Extract and list every line that contains the word "second".

Rows:

=====

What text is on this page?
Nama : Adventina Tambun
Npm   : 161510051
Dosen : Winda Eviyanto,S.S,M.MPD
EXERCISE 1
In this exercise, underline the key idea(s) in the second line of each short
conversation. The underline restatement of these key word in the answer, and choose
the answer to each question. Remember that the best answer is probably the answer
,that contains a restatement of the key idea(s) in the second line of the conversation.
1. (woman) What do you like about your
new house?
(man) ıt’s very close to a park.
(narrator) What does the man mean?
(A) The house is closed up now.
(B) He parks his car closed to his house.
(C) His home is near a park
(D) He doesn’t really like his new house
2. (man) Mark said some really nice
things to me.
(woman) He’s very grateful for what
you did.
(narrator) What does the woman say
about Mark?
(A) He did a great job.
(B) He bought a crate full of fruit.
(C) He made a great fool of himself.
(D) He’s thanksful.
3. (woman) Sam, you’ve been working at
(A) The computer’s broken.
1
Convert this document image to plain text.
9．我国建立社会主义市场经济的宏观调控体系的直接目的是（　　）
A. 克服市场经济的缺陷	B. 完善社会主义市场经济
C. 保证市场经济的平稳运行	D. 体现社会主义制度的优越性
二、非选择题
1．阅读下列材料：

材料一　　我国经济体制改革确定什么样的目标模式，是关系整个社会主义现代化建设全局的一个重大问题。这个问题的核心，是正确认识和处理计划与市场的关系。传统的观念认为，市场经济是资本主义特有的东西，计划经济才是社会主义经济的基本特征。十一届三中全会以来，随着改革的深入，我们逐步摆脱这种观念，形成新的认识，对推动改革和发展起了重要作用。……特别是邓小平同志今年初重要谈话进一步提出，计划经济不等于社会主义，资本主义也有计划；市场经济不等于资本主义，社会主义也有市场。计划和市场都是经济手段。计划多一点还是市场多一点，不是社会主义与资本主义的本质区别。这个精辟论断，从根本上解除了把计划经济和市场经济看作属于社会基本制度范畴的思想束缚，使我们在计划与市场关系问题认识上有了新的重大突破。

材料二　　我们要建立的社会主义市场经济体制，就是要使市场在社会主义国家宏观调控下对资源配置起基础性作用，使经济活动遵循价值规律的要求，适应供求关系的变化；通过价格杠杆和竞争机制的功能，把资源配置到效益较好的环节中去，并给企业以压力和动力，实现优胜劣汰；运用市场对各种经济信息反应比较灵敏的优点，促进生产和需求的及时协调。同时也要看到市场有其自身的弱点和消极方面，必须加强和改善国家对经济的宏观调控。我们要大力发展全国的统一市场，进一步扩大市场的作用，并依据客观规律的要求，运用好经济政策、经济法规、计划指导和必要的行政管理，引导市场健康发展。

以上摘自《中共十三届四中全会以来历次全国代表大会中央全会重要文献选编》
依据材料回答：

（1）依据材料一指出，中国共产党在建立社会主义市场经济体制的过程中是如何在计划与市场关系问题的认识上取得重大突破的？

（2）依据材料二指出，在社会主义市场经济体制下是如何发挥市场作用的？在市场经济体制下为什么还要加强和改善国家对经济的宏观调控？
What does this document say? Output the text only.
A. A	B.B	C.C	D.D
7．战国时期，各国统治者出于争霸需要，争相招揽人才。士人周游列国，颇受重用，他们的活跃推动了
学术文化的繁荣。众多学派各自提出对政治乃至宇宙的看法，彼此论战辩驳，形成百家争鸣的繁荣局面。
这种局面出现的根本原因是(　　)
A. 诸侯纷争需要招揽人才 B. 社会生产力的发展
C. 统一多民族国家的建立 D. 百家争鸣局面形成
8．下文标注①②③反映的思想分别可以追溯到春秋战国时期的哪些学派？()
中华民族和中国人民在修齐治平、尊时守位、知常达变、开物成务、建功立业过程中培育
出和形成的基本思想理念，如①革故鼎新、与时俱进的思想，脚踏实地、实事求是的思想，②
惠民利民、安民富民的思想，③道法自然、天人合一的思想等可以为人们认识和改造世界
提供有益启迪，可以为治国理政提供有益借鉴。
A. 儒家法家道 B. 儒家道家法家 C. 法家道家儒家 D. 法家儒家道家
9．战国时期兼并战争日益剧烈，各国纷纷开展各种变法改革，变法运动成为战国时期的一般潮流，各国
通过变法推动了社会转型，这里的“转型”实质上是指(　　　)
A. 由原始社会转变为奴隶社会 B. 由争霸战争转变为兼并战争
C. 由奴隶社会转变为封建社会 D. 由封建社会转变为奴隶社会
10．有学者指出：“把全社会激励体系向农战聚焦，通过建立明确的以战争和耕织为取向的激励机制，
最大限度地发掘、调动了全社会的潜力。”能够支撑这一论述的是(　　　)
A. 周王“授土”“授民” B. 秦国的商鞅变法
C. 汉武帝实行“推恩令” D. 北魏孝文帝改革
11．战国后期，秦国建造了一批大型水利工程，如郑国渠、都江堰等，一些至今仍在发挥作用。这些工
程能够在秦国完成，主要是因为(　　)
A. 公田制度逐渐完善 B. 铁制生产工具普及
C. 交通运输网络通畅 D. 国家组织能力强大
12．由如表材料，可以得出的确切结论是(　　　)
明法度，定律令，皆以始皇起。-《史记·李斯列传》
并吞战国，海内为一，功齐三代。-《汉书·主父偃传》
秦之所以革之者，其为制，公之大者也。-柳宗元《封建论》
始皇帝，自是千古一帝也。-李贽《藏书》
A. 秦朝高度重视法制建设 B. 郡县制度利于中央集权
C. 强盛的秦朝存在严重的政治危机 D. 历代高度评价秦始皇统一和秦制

=====

Written answer:
In this exercise, underline the key idea(s) in the second line of each short
,that contains a restatement of the key idea(s) in the second line of the conversation.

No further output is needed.